** begin Provided material **

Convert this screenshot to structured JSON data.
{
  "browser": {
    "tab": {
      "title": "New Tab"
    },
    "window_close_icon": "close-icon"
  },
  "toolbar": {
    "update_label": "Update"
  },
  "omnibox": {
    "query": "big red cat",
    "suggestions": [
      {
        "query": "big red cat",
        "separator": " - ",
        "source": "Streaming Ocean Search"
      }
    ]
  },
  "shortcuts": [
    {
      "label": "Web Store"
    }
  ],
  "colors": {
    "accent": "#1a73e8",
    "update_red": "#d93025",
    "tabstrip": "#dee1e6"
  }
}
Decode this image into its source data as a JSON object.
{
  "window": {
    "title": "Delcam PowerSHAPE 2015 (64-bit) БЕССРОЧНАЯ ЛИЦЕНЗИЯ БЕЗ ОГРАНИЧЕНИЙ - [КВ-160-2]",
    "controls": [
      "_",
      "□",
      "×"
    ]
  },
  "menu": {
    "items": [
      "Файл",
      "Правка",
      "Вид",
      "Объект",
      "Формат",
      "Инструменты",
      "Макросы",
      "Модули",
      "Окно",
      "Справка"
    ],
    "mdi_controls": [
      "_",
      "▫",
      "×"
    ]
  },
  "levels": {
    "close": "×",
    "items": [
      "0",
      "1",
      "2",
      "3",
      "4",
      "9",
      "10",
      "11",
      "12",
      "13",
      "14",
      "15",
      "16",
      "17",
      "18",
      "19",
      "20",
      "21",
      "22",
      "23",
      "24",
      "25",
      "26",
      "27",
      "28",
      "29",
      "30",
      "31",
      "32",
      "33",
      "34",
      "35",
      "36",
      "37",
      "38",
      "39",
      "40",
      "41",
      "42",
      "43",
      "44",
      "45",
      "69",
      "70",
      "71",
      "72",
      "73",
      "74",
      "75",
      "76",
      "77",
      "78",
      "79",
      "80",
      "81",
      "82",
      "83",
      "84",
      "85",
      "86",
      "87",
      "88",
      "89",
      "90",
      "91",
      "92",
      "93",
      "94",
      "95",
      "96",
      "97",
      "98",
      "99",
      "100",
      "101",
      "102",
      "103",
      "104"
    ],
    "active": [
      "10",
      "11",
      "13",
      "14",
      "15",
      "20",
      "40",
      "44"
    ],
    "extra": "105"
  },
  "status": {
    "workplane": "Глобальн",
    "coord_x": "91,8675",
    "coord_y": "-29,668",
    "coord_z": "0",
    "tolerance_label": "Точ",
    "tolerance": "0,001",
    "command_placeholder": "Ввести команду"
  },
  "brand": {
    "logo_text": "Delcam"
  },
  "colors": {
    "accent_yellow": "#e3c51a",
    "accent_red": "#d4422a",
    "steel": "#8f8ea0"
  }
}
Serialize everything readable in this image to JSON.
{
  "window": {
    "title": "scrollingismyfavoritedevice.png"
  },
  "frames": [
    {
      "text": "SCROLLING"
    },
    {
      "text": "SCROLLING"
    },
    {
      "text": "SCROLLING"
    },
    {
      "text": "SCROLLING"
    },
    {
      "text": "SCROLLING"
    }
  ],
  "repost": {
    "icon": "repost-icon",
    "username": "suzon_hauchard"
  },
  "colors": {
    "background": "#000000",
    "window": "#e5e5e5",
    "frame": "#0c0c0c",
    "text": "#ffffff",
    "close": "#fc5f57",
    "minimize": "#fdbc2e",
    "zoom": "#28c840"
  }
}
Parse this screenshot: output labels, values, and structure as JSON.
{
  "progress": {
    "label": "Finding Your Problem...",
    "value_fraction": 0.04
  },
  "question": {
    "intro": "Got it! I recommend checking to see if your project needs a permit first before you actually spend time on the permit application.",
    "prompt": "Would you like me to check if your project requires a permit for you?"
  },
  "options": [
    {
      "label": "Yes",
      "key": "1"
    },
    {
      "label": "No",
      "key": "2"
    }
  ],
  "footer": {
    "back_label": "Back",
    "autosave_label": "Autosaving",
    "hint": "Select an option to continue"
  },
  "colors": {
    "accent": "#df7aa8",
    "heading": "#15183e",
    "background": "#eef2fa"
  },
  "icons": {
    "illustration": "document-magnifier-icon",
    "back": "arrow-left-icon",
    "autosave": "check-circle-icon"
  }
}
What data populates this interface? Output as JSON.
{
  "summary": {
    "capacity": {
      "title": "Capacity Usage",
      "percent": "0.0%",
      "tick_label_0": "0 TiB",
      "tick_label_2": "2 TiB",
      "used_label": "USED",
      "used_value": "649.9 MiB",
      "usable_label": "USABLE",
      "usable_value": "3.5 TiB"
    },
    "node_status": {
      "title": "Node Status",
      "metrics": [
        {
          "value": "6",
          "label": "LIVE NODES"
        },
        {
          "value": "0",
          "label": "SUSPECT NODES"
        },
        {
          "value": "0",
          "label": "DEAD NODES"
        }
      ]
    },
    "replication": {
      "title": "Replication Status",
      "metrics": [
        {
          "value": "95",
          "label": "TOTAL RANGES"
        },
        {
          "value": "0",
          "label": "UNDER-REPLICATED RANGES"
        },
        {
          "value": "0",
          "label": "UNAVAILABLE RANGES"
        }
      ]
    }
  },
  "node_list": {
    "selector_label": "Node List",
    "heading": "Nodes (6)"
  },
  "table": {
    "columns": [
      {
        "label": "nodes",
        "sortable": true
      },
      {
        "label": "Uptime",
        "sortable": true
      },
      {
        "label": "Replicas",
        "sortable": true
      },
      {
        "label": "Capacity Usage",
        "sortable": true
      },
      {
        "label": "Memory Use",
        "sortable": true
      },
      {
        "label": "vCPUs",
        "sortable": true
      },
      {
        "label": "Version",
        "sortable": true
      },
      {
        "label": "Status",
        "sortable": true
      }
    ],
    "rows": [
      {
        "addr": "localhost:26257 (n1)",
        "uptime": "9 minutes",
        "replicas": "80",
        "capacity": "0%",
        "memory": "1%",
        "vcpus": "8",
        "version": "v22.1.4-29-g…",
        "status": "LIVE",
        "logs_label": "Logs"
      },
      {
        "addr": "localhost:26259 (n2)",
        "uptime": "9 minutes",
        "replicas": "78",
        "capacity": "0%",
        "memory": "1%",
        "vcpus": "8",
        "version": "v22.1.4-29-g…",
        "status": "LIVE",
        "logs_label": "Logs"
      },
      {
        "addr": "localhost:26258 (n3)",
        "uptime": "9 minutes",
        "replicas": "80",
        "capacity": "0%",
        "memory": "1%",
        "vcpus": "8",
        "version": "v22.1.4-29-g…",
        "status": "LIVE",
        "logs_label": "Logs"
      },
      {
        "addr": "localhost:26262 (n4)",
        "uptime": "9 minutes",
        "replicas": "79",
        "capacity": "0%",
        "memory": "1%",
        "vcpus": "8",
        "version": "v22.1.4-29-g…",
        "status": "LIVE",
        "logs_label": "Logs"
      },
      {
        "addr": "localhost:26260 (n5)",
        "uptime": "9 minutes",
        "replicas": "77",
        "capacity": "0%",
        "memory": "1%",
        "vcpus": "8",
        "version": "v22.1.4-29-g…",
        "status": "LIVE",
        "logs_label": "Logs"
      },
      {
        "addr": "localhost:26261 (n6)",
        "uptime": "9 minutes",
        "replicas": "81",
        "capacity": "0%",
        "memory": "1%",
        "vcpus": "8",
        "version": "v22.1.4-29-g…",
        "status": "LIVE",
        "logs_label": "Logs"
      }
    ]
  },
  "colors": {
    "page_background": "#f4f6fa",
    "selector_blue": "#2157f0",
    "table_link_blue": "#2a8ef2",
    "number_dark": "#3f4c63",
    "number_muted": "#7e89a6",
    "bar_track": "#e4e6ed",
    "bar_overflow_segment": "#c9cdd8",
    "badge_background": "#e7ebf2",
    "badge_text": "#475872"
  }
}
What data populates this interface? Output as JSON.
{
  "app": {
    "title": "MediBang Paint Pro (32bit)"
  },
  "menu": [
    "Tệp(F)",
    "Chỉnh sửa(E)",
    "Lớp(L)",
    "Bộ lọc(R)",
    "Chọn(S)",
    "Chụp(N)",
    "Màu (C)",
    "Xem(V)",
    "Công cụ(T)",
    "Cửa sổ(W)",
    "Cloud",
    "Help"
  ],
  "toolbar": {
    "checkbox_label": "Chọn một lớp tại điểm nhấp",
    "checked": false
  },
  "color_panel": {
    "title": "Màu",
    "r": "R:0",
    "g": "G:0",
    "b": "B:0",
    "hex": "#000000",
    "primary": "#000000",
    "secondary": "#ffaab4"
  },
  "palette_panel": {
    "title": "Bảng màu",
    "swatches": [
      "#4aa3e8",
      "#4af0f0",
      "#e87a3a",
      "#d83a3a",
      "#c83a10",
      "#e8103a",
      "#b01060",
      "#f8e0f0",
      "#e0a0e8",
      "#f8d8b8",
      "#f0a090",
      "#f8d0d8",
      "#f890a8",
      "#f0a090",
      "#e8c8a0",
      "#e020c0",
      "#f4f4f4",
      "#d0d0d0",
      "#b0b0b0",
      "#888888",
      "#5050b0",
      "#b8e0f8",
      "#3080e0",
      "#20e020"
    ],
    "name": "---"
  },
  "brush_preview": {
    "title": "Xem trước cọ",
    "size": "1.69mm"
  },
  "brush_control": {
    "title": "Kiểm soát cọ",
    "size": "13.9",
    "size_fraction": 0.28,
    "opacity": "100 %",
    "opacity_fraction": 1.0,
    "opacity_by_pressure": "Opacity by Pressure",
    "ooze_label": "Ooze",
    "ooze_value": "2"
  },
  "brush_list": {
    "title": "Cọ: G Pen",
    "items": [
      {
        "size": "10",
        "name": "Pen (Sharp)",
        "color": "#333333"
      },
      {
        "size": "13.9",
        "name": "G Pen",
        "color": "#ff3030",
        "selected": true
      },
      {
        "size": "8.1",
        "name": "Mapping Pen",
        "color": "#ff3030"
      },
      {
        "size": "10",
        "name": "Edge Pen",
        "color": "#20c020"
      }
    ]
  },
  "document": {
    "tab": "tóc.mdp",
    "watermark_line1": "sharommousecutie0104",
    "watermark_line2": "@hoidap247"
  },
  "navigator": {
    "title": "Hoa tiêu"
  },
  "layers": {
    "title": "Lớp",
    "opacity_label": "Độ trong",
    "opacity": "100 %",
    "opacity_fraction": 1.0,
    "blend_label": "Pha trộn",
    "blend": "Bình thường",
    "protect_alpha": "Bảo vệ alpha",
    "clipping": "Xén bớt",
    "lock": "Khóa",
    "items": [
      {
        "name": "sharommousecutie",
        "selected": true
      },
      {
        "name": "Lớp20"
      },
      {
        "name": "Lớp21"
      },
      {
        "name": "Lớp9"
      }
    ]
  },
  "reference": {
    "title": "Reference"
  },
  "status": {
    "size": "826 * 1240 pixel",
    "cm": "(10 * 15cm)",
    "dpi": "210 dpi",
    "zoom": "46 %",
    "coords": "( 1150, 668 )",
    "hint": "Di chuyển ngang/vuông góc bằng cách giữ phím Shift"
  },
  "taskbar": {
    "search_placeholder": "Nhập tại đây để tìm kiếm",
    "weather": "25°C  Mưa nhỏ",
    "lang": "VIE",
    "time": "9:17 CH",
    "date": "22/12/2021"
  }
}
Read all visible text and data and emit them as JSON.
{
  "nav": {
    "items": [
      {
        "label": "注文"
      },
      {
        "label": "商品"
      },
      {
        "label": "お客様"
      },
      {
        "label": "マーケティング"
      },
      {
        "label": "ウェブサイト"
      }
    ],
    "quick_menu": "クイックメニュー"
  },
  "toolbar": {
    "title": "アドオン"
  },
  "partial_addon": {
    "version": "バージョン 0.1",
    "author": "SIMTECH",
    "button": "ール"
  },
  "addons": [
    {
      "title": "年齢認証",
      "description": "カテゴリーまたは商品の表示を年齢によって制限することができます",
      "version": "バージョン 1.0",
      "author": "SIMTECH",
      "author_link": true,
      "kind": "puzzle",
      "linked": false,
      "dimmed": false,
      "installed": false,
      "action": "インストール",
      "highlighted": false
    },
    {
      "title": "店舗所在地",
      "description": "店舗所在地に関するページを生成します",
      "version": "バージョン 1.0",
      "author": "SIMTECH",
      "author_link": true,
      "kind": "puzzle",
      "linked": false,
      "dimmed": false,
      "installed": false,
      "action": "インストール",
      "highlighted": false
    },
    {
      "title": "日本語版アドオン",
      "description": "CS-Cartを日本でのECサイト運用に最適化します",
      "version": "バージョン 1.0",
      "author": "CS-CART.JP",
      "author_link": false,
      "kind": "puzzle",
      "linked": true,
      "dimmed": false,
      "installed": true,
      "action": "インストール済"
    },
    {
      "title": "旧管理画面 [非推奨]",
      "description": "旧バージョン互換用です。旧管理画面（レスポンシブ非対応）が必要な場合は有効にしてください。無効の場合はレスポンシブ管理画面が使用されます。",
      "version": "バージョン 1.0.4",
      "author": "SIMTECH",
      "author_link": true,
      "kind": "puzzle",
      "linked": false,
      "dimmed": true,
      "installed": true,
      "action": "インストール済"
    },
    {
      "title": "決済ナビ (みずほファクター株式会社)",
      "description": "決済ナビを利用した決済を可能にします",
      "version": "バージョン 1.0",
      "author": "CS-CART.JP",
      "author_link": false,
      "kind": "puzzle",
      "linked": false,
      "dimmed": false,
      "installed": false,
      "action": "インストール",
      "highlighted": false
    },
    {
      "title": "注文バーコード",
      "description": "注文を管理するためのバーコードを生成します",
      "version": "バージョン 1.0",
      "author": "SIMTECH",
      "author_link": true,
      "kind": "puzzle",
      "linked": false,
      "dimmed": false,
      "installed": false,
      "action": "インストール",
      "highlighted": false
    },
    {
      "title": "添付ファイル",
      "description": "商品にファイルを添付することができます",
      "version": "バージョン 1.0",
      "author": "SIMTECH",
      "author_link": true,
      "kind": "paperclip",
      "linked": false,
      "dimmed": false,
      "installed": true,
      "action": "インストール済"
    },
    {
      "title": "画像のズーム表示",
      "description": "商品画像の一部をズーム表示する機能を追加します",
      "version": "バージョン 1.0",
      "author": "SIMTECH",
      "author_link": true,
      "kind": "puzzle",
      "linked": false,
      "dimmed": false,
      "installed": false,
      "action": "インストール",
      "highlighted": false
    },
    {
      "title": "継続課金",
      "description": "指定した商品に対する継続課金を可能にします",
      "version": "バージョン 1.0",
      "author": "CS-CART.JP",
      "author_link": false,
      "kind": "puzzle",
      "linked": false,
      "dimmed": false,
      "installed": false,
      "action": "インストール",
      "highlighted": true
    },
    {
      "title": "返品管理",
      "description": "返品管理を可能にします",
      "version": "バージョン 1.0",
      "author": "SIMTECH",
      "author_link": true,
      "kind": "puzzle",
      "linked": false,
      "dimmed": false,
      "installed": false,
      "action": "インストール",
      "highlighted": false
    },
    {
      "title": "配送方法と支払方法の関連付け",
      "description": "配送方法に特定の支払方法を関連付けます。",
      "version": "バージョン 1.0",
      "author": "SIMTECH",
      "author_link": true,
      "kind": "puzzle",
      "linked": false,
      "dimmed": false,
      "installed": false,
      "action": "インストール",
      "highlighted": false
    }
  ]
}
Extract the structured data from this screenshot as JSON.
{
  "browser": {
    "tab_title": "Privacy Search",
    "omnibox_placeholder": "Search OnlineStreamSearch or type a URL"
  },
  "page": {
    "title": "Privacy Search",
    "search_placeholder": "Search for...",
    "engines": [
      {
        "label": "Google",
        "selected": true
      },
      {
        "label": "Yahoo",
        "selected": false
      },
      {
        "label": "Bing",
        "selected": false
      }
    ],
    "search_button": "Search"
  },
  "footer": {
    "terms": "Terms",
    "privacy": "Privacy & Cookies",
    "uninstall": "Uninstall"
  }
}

** end Provided material **

Pick out all lines containing the string "data".

**Task solution:**
Convert this screenshot to structured JSON data.
Decode this image into its source data as a JSON object.
What data populates this interface? Output as JSON.
What data populates this interface? Output as JSON.
Read all visible text and data and emit them as JSON.
Extract the structured data from this screenshot as JSON.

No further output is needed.